State Legislator Proposes funding source for new housing

Rep Targets Housing For Residents

State Rep. Kay Khan

By Rebekah Metzler

Waltham Daily News Correspondent, Wednesday, March 21, 2007

 

BOSTON - The decision on what will happen to the Walter E. Fernald Development Center is still a few months away. What happens if the state decides to sell the land?

 

Legislation filed by Rep. Kay Khan, D-Newton, would require the commonwealth to earmark a percentage of profits to provide affordable housing for former residents of state-run hospitals and schools for mentally ill or disabled residents.

 

Khan's bill would provide affordable housing for the former clients of state hospitals and schools that have been shut down or downsized.

 

The Joint Committee on Bonding, Capital Expenditures and State Assets heard testimony on behalf of Khan's bill yesterday.

 

"When we get rid of state hospitals we need to develop and support long-term housing for those people," said Toby Fisher, the executive director of the National Alliance for the Mentally Ill in Massachusetts.

 

In the 1980s, Massachusetts' deinstitutionalized many of its hospitals and schools before appropriate community based services were established, according to Khan's testimony.

 

"When we dissemble one source of support and housing for this population, we have an obligation to mitigate the consequences of this loss by investing in their needs," Khan said at the hearing.

 

Khan cited the Northampton State Hospital as an example of how the mass discharging of patients occurred before the proper services for them were established.

 

"Many of the former residents of the state hospital came to be Northampton's homeless population," Kahn said. "This homeless population remains a significant concern for the community."

PROBLEMS TO WORK ON.
• 1. Print everything in the article on Kay Khan's housing bill from "The Joint Committee" down to "Ill in Massachusetts.".
• 2. Answer these questions using the article on Kay Khan's housing bill:
(a) Which committee heard testimony on the bill?
(b) Who is the executive director of the National Alliance for the Mentally Ill in Massachusetts?
(c) Which hospital did Khan give as an example of patients being discharged before services were in place?
• 3. Does each statement agree with the article on Kay Khan's housing bill? Answer yes or no, and quote the words that decide it.
(a) Kay Khan is a Democrat from Newton.
(b) The state has already decided what will happen to the Walter E. Fernald Development Center.
(c) In the 1980s, community-based services were in place before Massachusetts deinstitutionalized its hospitals and schools.

STUDY MATERIAL.
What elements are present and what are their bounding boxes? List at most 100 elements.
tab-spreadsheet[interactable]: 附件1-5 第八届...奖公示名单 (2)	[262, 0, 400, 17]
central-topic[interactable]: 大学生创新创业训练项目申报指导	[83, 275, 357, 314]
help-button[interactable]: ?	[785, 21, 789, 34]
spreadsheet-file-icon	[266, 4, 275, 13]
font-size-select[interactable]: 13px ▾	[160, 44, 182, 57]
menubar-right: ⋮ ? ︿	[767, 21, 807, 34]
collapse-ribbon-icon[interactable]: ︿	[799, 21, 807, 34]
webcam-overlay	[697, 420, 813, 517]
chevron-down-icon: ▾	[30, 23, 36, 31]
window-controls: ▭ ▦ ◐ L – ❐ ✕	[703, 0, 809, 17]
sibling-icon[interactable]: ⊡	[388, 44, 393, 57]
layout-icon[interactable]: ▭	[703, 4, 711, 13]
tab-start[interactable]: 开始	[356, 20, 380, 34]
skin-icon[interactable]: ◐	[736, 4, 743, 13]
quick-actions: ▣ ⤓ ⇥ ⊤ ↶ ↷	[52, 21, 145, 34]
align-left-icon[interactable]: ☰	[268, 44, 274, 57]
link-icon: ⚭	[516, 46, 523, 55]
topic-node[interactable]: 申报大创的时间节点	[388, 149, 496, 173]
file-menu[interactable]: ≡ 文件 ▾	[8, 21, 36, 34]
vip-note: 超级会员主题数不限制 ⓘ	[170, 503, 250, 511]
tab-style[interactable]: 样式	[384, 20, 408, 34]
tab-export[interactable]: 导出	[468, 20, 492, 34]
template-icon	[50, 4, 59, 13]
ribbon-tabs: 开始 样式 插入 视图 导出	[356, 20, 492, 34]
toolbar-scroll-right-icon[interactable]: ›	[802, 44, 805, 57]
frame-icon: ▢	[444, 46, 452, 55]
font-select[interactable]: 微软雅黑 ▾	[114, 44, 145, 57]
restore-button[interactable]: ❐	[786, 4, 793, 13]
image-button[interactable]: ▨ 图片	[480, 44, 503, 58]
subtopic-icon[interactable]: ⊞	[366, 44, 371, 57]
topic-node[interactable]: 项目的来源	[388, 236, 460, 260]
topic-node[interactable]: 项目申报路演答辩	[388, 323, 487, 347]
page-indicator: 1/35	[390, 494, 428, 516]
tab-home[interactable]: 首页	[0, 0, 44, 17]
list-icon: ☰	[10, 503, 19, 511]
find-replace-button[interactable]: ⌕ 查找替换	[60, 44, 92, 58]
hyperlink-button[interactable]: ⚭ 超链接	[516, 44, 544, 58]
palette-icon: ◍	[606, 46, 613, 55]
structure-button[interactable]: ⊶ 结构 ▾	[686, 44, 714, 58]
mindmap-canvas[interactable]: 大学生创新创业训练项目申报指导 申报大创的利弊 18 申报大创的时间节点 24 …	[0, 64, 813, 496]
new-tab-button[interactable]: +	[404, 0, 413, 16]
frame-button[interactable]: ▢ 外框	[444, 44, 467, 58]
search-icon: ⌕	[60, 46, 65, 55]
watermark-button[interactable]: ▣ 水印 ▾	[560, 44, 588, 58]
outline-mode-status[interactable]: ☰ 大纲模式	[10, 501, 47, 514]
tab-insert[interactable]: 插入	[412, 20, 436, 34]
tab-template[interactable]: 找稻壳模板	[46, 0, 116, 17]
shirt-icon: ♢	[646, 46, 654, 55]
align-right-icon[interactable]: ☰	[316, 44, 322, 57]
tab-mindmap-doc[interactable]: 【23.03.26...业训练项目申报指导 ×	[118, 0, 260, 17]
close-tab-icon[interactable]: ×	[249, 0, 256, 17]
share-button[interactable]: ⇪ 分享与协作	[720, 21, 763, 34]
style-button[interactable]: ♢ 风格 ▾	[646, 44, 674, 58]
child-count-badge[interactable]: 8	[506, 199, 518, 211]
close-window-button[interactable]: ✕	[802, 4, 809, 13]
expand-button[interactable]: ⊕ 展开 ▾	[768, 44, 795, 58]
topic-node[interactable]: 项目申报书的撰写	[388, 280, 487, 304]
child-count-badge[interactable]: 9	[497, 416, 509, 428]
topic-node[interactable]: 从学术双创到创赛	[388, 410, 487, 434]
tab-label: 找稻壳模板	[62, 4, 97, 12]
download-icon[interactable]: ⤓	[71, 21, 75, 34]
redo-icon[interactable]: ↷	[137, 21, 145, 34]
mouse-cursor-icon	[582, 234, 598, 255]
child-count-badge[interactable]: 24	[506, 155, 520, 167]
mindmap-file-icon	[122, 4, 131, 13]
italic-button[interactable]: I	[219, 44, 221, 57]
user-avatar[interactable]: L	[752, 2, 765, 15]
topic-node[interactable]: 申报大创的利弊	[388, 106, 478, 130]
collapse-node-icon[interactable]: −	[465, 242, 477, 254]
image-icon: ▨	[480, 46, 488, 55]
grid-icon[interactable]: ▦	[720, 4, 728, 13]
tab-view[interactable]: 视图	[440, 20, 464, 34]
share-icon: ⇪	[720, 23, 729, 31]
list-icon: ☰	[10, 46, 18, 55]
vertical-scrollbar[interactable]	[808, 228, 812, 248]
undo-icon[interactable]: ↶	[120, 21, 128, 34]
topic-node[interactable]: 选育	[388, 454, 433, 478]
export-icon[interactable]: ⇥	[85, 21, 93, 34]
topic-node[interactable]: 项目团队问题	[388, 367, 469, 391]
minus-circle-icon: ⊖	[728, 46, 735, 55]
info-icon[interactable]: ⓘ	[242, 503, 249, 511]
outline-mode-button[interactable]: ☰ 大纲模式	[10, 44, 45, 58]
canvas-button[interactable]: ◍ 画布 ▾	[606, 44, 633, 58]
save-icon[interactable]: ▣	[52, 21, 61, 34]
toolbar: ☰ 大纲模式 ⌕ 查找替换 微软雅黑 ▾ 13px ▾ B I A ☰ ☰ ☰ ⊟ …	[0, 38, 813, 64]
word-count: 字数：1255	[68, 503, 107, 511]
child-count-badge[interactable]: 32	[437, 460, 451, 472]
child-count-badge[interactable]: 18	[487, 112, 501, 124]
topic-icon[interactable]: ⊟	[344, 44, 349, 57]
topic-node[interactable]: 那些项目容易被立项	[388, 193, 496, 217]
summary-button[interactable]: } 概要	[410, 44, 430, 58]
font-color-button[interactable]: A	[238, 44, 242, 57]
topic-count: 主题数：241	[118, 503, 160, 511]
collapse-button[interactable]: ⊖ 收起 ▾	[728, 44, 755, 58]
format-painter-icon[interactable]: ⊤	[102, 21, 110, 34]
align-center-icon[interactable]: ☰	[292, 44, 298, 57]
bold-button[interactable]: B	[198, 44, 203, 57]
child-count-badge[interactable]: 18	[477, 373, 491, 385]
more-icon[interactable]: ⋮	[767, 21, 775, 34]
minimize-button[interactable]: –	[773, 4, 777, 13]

OUTPUTS FOR THE TASKS.
• 1.
The Joint Committee on Bonding, Capital Expenditures and State Assets heard testimony on behalf of Khan's bill yesterday.

 

"When we get rid of state hospitals we need to develop and support long-term housing for those people," said Toby Fisher, the executive director of the National Alliance for the Mentally Ill in Massachusetts.

• 2.
(a) The Joint Committee on Bonding, Capital Expenditures and State Assets
(b) Toby Fisher
(c) The Northampton State Hospital

• 3.
(a) Yes: "Rep. Kay Khan, D-Newton"
(b) No: "The decision on what will happen to the Walter E. Fernald Development Center is still a few months away."
(c) No: "before appropriate community based services were established"